*WORK TO DO:* Report only how many lines hold the word "Znaky".
══ LISTED ENTRIES
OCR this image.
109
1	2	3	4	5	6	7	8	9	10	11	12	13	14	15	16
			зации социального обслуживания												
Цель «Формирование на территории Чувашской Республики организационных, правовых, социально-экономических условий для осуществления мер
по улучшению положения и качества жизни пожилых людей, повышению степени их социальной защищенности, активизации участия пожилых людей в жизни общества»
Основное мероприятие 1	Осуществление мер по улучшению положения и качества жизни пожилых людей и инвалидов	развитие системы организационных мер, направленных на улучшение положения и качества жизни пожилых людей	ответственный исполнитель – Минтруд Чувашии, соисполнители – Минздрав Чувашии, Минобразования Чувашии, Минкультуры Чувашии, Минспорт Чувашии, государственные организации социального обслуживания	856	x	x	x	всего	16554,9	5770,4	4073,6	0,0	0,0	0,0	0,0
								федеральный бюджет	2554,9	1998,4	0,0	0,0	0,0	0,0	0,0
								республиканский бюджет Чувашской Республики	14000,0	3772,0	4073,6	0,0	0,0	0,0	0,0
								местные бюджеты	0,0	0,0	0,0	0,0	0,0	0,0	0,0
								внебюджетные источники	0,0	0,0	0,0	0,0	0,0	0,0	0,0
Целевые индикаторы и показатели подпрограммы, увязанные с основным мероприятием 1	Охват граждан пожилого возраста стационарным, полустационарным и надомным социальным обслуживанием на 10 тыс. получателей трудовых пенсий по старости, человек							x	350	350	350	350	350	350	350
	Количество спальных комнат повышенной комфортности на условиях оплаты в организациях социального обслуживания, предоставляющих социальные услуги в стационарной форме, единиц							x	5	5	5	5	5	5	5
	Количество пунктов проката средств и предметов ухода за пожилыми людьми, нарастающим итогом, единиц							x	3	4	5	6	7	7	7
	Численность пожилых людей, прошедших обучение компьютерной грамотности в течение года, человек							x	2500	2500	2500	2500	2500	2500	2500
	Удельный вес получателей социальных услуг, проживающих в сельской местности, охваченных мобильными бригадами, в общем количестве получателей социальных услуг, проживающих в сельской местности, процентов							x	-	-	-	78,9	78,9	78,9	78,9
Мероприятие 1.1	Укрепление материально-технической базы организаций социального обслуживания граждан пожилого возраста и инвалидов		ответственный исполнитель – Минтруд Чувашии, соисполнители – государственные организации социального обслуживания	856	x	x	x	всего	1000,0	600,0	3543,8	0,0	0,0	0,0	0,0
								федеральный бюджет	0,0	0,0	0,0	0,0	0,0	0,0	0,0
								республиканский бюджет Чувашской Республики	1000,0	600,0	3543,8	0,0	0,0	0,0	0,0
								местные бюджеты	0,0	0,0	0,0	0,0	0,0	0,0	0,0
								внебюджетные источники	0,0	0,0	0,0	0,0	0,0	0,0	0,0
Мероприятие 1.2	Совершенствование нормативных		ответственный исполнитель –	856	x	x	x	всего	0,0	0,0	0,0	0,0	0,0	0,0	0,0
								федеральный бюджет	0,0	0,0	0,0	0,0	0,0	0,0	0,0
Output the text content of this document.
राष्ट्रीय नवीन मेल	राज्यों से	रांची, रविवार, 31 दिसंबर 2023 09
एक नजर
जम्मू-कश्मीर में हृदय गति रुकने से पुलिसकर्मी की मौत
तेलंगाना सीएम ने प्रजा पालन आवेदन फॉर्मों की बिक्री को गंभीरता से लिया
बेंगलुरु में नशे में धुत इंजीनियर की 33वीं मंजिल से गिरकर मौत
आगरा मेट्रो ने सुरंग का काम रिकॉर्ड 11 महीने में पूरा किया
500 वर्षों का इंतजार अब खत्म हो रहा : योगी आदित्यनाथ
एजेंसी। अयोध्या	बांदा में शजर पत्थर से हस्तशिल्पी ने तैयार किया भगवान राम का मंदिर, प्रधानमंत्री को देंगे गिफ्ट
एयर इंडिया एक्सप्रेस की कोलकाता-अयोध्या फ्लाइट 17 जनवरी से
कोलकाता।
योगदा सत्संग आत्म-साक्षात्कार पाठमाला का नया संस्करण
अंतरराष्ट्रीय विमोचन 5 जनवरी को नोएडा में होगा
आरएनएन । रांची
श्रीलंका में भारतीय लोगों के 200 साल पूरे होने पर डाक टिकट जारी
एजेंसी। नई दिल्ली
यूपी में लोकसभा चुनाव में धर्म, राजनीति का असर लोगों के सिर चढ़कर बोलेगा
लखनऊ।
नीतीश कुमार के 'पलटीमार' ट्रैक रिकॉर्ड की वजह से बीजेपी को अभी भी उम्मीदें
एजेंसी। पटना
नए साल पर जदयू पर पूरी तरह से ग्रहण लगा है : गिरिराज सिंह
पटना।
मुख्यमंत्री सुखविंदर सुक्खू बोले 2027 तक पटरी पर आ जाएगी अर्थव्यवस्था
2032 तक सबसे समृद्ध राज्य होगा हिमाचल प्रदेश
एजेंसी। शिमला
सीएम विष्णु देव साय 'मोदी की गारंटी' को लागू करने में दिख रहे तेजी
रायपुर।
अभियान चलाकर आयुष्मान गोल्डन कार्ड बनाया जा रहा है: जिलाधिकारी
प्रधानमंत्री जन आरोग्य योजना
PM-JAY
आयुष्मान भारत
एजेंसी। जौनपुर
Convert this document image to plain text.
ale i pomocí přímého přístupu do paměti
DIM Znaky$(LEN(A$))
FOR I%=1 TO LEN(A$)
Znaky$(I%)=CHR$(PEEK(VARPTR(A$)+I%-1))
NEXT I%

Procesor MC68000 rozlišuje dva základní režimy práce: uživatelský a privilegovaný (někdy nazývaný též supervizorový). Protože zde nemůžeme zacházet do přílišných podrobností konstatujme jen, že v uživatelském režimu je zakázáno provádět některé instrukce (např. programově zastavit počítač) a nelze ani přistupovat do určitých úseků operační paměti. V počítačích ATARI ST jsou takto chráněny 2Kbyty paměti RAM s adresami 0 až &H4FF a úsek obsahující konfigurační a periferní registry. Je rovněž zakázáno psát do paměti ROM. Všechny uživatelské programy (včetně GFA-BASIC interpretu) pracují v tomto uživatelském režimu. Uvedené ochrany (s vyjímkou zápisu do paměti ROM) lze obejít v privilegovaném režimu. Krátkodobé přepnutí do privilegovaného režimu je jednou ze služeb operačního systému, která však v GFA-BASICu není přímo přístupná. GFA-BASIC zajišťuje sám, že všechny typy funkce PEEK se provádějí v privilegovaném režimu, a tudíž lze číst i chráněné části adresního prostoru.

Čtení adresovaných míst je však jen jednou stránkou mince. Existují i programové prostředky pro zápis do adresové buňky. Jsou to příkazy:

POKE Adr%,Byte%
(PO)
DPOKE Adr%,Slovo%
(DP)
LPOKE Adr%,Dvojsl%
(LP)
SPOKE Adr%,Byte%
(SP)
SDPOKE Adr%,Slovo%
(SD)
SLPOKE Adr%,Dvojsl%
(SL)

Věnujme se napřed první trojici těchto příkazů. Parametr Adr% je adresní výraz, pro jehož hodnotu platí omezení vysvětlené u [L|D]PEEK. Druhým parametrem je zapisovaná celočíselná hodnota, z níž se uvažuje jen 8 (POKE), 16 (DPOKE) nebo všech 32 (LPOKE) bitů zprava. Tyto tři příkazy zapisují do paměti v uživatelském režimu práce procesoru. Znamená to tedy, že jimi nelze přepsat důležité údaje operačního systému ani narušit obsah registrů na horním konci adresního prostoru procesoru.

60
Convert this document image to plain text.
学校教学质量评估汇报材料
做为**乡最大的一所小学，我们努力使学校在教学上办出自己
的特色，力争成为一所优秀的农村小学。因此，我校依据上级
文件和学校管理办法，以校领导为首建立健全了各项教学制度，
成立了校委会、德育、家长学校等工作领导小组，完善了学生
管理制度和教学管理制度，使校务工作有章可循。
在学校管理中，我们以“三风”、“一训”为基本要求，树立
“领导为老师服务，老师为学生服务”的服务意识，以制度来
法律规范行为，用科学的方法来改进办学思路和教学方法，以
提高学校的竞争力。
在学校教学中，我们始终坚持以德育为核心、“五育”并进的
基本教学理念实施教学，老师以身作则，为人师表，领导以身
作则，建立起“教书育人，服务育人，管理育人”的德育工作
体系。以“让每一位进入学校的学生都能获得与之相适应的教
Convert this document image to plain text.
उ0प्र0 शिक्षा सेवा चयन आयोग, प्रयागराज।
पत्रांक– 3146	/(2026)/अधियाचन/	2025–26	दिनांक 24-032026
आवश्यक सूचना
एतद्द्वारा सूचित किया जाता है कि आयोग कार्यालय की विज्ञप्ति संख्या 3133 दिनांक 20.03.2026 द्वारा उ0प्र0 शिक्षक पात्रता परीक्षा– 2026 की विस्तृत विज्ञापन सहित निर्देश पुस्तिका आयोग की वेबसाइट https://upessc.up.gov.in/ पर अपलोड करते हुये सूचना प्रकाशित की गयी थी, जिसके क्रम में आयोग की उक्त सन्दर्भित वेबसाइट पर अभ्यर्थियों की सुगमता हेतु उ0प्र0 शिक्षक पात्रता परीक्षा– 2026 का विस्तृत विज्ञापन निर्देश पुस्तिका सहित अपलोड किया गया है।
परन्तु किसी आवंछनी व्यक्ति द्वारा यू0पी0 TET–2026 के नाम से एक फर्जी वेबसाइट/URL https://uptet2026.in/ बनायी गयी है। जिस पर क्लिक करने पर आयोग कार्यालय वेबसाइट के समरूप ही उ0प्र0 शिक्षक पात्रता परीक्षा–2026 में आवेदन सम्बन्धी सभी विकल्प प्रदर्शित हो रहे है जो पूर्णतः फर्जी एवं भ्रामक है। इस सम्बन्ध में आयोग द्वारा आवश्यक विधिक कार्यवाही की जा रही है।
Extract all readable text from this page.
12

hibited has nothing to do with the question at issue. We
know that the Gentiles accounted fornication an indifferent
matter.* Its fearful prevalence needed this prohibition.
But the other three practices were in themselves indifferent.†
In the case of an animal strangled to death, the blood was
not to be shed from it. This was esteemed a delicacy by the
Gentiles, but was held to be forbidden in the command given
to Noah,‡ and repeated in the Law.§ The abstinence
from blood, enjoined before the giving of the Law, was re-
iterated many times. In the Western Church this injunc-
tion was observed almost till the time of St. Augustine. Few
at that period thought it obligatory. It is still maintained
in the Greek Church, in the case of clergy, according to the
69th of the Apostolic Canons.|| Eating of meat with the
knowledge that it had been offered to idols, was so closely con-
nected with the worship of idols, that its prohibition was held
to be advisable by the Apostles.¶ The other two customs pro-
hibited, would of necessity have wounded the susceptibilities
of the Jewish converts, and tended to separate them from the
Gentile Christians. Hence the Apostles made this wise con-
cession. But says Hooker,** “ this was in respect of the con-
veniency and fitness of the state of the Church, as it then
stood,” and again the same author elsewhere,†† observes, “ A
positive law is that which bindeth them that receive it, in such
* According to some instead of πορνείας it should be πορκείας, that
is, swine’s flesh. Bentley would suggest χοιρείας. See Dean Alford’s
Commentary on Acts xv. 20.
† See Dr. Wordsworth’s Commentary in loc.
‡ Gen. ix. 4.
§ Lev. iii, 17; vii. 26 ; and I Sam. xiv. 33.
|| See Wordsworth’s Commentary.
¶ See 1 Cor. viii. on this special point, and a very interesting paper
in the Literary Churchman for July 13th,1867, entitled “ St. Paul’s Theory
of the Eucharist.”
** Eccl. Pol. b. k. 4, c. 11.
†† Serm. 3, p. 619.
════
*FULL RESPONSE:* 2